(Aim): Set down each entry exactly as given; pictures should not appear in the copy.

(Supplied records):
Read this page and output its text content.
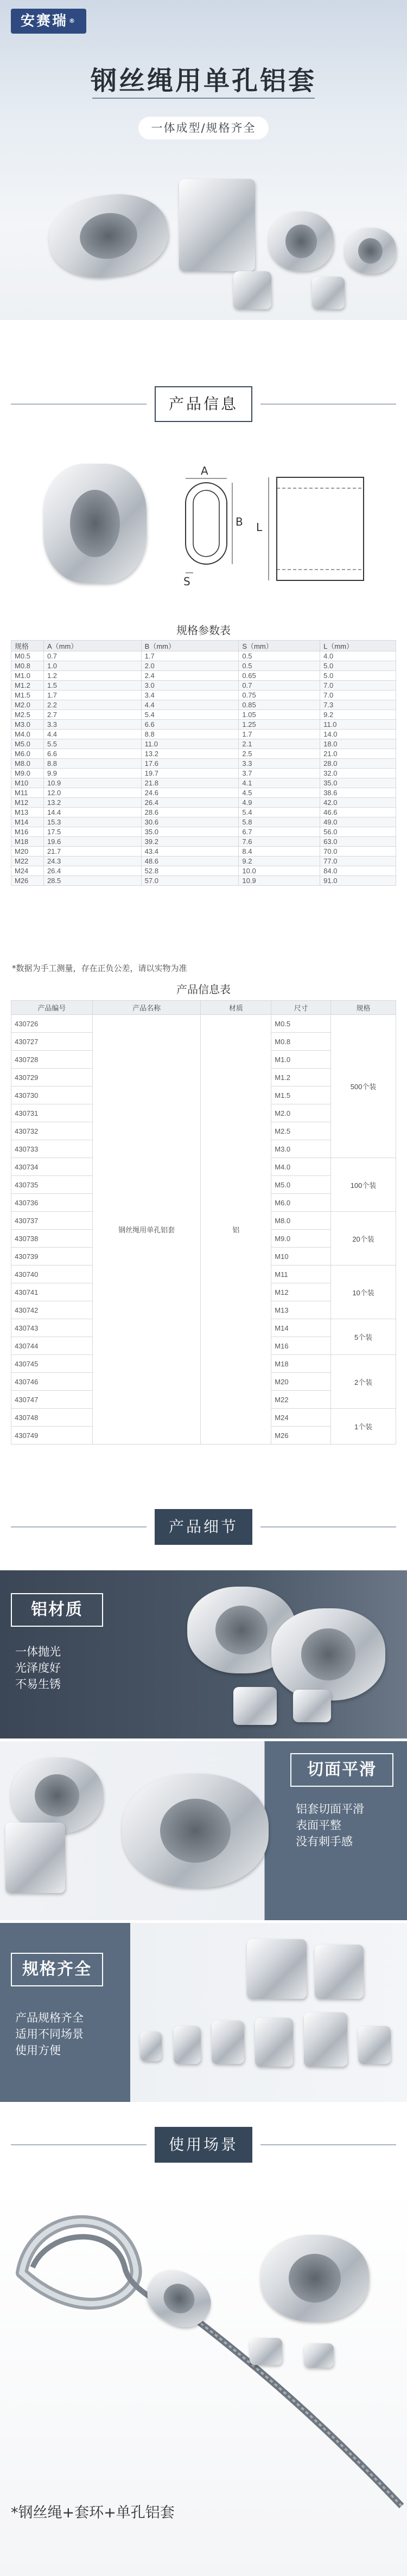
安赛瑞 ®
钢丝绳用单孔铝套
一体成型/规格齐全
产品信息
A
B
S
L
规格参数表
规格	A（mm）	B（mm）	S（mm）	L（mm）
M0.5	0.7	1.7	0.5	4.0
M0.8	1.0	2.0	0.5	5.0
M1.0	1.2	2.4	0.65	5.0
M1.2	1.5	3.0	0.7	7.0
M1.5	1.7	3.4	0.75	7.0
M2.0	2.2	4.4	0.85	7.3
M2.5	2.7	5.4	1.05	9.2
M3.0	3.3	6.6	1.25	11.0
M4.0	4.4	8.8	1.7	14.0
M5.0	5.5	11.0	2.1	18.0
M6.0	6.6	13.2	2.5	21.0
M8.0	8.8	17.6	3.3	28.0
M9.0	9.9	19.7	3.7	32.0
M10	10.9	21.8	4.1	35.0
M11	12.0	24.6	4.5	38.6
M12	13.2	26.4	4.9	42.0
M13	14.4	28.6	5.4	46.6
M14	15.3	30.6	5.8	49.0
M16	17.5	35.0	6.7	56.0
M18	19.6	39.2	7.6	63.0
M20	21.7	43.4	8.4	70.0
M22	24.3	48.6	9.2	77.0
M24	26.4	52.8	10.0	84.0
M26	28.5	57.0	10.9	91.0
*数据为手工测量，存在正负公差，请以实物为准
产品信息表
产品编号	产品名称	材质	尺寸	规格
430726	钢丝绳用单孔铝套	铝	M0.5	500个装
430727			M0.8	
430728			M1.0	
430729			M1.2	
430730			M1.5	
430731			M2.0	
430732			M2.5	
430733			M3.0	
430734			M4.0	100个装
430735			M5.0	
430736			M6.0	
430737			M8.0	20个装
430738			M9.0	
430739			M10	
430740			M11	10个装
430741			M12	
430742			M13	
430743			M14	5个装
430744			M16	
430745			M18	2个装
430746			M20	
430747			M22	
430748			M24	1个装
430749			M26	
产品细节
铝材质
一体抛光
光泽度好
不易生锈
切面平滑
铝套切面平滑
表面平整
没有刺手感
规格齐全
产品规格齐全
适用不同场景
使用方便
使用场景
*钢丝绳+套环+单孔铝套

(Task response):
Read this page and output its text content.
安赛瑞 ®
钢丝绳用单孔铝套
一体成型/规格齐全
产品信息
A
B
S
L
规格参数表
规格	A（mm）	B（mm）	S（mm）	L（mm）
M0.5	0.7	1.7	0.5	4.0
M0.8	1.0	2.0	0.5	5.0
M1.0	1.2	2.4	0.65	5.0
M1.2	1.5	3.0	0.7	7.0
M1.5	1.7	3.4	0.75	7.0
M2.0	2.2	4.4	0.85	7.3
M2.5	2.7	5.4	1.05	9.2
M3.0	3.3	6.6	1.25	11.0
M4.0	4.4	8.8	1.7	14.0
M5.0	5.5	11.0	2.1	18.0
M6.0	6.6	13.2	2.5	21.0
M8.0	8.8	17.6	3.3	28.0
M9.0	9.9	19.7	3.7	32.0
M10	10.9	21.8	4.1	35.0
M11	12.0	24.6	4.5	38.6
M12	13.2	26.4	4.9	42.0
M13	14.4	28.6	5.4	46.6
M14	15.3	30.6	5.8	49.0
M16	17.5	35.0	6.7	56.0
M18	19.6	39.2	7.6	63.0
M20	21.7	43.4	8.4	70.0
M22	24.3	48.6	9.2	77.0
M24	26.4	52.8	10.0	84.0
M26	28.5	57.0	10.9	91.0
*数据为手工测量，存在正负公差，请以实物为准
产品信息表
产品编号	产品名称	材质	尺寸	规格
430726	钢丝绳用单孔铝套	铝	M0.5	500个装
430727			M0.8	
430728			M1.0	
430729			M1.2	
430730			M1.5	
430731			M2.0	
430732			M2.5	
430733			M3.0	
430734			M4.0	100个装
430735			M5.0	
430736			M6.0	
430737			M8.0	20个装
430738			M9.0	
430739			M10	
430740			M11	10个装
430741			M12	
430742			M13	
430743			M14	5个装
430744			M16	
430745			M18	2个装
430746			M20	
430747			M22	
430748			M24	1个装
430749			M26	
产品细节
铝材质
一体抛光
光泽度好
不易生锈
切面平滑
铝套切面平滑
表面平整
没有刺手感
规格齐全
产品规格齐全
适用不同场景
使用方便
使用场景
*钢丝绳+套环+单孔铝套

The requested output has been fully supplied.